**Exercise description**
Please return every line of the listing below, unchanged and in the same order.

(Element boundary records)
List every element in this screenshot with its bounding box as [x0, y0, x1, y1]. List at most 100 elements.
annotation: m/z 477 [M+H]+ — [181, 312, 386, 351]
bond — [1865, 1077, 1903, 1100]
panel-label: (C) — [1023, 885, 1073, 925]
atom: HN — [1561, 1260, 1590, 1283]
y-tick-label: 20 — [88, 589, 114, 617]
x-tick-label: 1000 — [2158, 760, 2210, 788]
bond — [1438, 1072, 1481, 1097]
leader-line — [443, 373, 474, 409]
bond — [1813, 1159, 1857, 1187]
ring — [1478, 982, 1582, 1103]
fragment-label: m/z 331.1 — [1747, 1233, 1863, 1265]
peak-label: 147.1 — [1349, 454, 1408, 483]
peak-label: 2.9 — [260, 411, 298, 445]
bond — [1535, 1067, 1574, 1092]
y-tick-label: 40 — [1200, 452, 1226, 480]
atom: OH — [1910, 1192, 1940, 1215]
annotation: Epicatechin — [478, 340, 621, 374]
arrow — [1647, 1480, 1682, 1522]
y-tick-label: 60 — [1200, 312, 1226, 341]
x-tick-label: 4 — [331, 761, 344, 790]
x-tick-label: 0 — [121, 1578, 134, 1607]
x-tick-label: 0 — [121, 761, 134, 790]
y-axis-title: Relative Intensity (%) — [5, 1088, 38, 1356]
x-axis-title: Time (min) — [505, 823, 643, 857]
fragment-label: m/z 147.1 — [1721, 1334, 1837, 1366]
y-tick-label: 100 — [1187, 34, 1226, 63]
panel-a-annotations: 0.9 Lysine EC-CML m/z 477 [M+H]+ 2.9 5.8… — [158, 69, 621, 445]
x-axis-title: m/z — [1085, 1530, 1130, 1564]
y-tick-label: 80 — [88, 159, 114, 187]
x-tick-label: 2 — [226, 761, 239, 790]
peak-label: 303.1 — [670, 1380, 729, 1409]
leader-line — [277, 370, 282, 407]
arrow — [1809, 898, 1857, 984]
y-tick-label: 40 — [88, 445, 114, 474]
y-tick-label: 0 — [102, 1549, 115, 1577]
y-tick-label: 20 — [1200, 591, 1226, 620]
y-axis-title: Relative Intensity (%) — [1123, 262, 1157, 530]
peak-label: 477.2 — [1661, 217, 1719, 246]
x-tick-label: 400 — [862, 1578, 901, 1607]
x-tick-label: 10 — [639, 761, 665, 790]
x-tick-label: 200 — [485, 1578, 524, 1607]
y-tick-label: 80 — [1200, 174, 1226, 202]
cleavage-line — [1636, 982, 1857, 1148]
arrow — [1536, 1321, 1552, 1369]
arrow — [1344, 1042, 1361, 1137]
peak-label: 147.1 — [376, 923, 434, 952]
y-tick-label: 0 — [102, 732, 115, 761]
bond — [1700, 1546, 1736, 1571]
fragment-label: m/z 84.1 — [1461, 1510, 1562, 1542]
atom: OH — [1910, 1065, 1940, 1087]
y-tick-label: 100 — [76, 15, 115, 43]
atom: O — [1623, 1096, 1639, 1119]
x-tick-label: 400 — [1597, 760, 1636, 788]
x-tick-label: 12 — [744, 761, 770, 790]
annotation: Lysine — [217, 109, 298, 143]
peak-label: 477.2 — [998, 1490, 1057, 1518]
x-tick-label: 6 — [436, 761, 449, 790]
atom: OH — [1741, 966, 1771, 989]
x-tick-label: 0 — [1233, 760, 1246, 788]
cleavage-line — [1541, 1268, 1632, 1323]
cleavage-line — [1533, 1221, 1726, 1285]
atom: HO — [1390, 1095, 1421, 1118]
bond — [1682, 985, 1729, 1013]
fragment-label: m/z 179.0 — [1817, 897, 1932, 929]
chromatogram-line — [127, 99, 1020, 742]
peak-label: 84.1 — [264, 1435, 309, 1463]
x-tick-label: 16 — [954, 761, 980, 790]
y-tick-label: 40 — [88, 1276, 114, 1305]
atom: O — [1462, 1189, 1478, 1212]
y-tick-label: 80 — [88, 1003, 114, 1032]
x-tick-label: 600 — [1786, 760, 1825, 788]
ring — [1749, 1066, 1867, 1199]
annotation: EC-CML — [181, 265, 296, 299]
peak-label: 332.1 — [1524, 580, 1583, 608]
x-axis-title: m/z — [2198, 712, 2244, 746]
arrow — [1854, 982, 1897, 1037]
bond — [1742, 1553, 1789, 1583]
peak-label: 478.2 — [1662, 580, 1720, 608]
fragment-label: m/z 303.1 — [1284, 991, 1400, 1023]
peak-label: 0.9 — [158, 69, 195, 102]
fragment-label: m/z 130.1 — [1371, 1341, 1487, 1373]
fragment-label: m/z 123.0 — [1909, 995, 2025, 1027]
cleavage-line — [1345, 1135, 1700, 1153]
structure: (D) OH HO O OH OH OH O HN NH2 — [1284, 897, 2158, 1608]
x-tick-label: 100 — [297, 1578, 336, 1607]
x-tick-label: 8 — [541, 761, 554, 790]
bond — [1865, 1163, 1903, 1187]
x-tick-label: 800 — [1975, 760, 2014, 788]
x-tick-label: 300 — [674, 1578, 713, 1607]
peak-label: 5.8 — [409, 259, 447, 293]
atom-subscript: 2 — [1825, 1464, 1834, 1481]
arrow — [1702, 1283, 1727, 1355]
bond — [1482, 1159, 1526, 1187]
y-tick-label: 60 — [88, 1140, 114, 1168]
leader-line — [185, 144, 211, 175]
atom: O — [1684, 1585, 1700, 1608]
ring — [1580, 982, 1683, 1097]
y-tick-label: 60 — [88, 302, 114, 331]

**Exercise response**
List every element in this screenshot with its bounding box as [x0, y0, x1, y1]. List at most 100 elements.
annotation: m/z 477 [M+H]+ — [181, 312, 386, 351]
bond — [1865, 1077, 1903, 1100]
panel-label: (C) — [1023, 885, 1073, 925]
atom: HN — [1561, 1260, 1590, 1283]
y-tick-label: 20 — [88, 589, 114, 617]
x-tick-label: 1000 — [2158, 760, 2210, 788]
bond — [1438, 1072, 1481, 1097]
leader-line — [443, 373, 474, 409]
bond — [1813, 1159, 1857, 1187]
ring — [1478, 982, 1582, 1103]
fragment-label: m/z 331.1 — [1747, 1233, 1863, 1265]
peak-label: 147.1 — [1349, 454, 1408, 483]
peak-label: 2.9 — [260, 411, 298, 445]
bond — [1535, 1067, 1574, 1092]
y-tick-label: 40 — [1200, 452, 1226, 480]
atom: OH — [1910, 1192, 1940, 1215]
annotation: Epicatechin — [478, 340, 621, 374]
arrow — [1647, 1480, 1682, 1522]
y-tick-label: 60 — [1200, 312, 1226, 341]
x-tick-label: 4 — [331, 761, 344, 790]
x-tick-label: 0 — [121, 1578, 134, 1607]
x-tick-label: 0 — [121, 761, 134, 790]
y-axis-title: Relative Intensity (%) — [5, 1088, 38, 1356]
x-axis-title: Time (min) — [505, 823, 643, 857]
fragment-label: m/z 147.1 — [1721, 1334, 1837, 1366]
y-tick-label: 100 — [1187, 34, 1226, 63]
panel-a-annotations: 0.9 Lysine EC-CML m/z 477 [M+H]+ 2.9 5.8… — [158, 69, 621, 445]
x-axis-title: m/z — [1085, 1530, 1130, 1564]
y-tick-label: 80 — [88, 159, 114, 187]
x-tick-label: 2 — [226, 761, 239, 790]
peak-label: 303.1 — [670, 1380, 729, 1409]
leader-line — [277, 370, 282, 407]
arrow — [1809, 898, 1857, 984]
y-tick-label: 40 — [88, 445, 114, 474]
y-tick-label: 0 — [102, 1549, 115, 1577]
y-tick-label: 20 — [1200, 591, 1226, 620]
y-axis-title: Relative Intensity (%) — [1123, 262, 1157, 530]
peak-label: 477.2 — [1661, 217, 1719, 246]
x-tick-label: 400 — [862, 1578, 901, 1607]
x-tick-label: 10 — [639, 761, 665, 790]
x-tick-label: 200 — [485, 1578, 524, 1607]
y-tick-label: 80 — [1200, 174, 1226, 202]
cleavage-line — [1636, 982, 1857, 1148]
arrow — [1536, 1321, 1552, 1369]
arrow — [1344, 1042, 1361, 1137]
peak-label: 147.1 — [376, 923, 434, 952]
y-tick-label: 0 — [102, 732, 115, 761]
bond — [1700, 1546, 1736, 1571]
fragment-label: m/z 84.1 — [1461, 1510, 1562, 1542]
atom: OH — [1910, 1065, 1940, 1087]
y-tick-label: 100 — [76, 15, 115, 43]
atom: O — [1623, 1096, 1639, 1119]
x-tick-label: 400 — [1597, 760, 1636, 788]
x-tick-label: 12 — [744, 761, 770, 790]
annotation: Lysine — [217, 109, 298, 143]
peak-label: 477.2 — [998, 1490, 1057, 1518]
x-tick-label: 6 — [436, 761, 449, 790]
atom: OH — [1741, 966, 1771, 989]
x-tick-label: 0 — [1233, 760, 1246, 788]
cleavage-line — [1541, 1268, 1632, 1323]
cleavage-line — [1533, 1221, 1726, 1285]
atom: HO — [1390, 1095, 1421, 1118]
bond — [1682, 985, 1729, 1013]
fragment-label: m/z 179.0 — [1817, 897, 1932, 929]
chromatogram-line — [127, 99, 1020, 742]
peak-label: 84.1 — [264, 1435, 309, 1463]
x-tick-label: 16 — [954, 761, 980, 790]
y-tick-label: 40 — [88, 1276, 114, 1305]
atom: O — [1462, 1189, 1478, 1212]
y-tick-label: 80 — [88, 1003, 114, 1032]
x-tick-label: 600 — [1786, 760, 1825, 788]
ring — [1749, 1066, 1867, 1199]
annotation: EC-CML — [181, 265, 296, 299]
peak-label: 332.1 — [1524, 580, 1583, 608]
x-axis-title: m/z — [2198, 712, 2244, 746]
arrow — [1854, 982, 1897, 1037]
bond — [1742, 1553, 1789, 1583]
peak-label: 478.2 — [1662, 580, 1720, 608]
fragment-label: m/z 303.1 — [1284, 991, 1400, 1023]
peak-label: 0.9 — [158, 69, 195, 102]
fragment-label: m/z 130.1 — [1371, 1341, 1487, 1373]
fragment-label: m/z 123.0 — [1909, 995, 2025, 1027]
cleavage-line — [1345, 1135, 1700, 1153]
structure: (D) OH HO O OH OH OH O HN NH2 — [1284, 897, 2158, 1608]
x-tick-label: 100 — [297, 1578, 336, 1607]
x-tick-label: 8 — [541, 761, 554, 790]
bond — [1865, 1163, 1903, 1187]
x-tick-label: 800 — [1975, 760, 2014, 788]
x-tick-label: 300 — [674, 1578, 713, 1607]
peak-label: 5.8 — [409, 259, 447, 293]
atom-subscript: 2 — [1825, 1464, 1834, 1481]
arrow — [1702, 1283, 1727, 1355]
bond — [1482, 1159, 1526, 1187]
y-tick-label: 60 — [88, 1140, 114, 1168]
leader-line — [185, 144, 211, 175]
atom: O — [1684, 1585, 1700, 1608]
ring — [1580, 982, 1683, 1097]
y-tick-label: 60 — [88, 302, 114, 331]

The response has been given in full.